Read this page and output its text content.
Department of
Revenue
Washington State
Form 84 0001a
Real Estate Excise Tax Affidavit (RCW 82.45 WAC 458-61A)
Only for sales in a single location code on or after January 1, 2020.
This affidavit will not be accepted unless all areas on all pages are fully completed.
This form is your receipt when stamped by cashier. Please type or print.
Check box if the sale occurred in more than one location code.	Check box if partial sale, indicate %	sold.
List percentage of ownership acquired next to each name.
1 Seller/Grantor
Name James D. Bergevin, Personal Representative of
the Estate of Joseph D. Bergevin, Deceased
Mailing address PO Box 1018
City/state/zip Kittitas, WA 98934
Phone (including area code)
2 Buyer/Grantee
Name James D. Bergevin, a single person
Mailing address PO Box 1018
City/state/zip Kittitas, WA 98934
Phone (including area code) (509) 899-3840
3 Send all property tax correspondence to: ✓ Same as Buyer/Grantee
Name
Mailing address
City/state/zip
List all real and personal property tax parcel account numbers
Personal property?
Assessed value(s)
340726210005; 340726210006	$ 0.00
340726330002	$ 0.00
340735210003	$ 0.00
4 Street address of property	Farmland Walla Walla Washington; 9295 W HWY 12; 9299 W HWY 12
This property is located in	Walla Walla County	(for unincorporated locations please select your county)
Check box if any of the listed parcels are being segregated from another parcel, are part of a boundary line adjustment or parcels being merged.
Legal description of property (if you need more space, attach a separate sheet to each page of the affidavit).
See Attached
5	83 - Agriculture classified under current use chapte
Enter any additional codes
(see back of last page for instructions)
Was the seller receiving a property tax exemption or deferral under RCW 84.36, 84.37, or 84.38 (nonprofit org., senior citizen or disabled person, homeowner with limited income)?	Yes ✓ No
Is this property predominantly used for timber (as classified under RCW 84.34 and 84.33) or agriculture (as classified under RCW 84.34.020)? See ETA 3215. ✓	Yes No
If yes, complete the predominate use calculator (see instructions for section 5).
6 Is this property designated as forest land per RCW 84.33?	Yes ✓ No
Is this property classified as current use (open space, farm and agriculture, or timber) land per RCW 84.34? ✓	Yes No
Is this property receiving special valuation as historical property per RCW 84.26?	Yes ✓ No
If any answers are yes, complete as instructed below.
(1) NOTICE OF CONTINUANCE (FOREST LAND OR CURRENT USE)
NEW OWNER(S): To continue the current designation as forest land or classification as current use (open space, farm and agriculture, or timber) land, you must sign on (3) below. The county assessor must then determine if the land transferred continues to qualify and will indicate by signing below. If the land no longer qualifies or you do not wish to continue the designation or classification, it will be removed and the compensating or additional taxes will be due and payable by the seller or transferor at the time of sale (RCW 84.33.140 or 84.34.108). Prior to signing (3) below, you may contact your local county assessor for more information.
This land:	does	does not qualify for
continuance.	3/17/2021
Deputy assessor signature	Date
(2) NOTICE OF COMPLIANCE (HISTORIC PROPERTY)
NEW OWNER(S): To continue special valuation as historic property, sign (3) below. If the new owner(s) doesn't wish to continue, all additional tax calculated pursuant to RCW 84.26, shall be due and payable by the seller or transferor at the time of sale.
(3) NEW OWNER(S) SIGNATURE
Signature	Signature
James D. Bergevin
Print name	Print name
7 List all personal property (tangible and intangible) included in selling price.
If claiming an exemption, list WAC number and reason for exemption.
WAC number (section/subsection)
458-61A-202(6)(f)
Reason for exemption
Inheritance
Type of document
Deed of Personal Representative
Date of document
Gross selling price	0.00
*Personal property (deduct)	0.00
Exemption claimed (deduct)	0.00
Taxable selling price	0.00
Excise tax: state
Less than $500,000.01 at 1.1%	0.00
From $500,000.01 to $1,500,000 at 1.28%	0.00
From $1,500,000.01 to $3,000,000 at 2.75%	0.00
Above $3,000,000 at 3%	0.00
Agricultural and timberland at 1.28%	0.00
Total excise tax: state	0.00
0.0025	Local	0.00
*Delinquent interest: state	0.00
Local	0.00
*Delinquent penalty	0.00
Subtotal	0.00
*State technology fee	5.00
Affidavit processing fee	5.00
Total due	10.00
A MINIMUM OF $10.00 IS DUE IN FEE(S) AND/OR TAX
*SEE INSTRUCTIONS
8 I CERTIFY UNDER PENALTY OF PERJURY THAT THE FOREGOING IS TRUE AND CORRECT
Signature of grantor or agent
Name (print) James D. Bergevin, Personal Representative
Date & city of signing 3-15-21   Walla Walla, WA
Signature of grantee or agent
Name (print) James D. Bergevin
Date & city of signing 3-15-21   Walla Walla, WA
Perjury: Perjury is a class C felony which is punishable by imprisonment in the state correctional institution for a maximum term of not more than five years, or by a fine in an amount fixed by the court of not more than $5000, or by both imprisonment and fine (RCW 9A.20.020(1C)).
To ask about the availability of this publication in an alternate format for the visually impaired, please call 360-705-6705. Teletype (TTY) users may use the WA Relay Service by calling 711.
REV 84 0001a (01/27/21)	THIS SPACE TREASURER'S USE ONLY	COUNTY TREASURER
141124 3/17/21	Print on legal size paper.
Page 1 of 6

☆ ☆ ☆ ☆ ☆

__GIVEN PROBLEM__: Some lines of the data may hold the word "Representative". Say how many do, with nothing else.

__COMPLETED TASK__: 3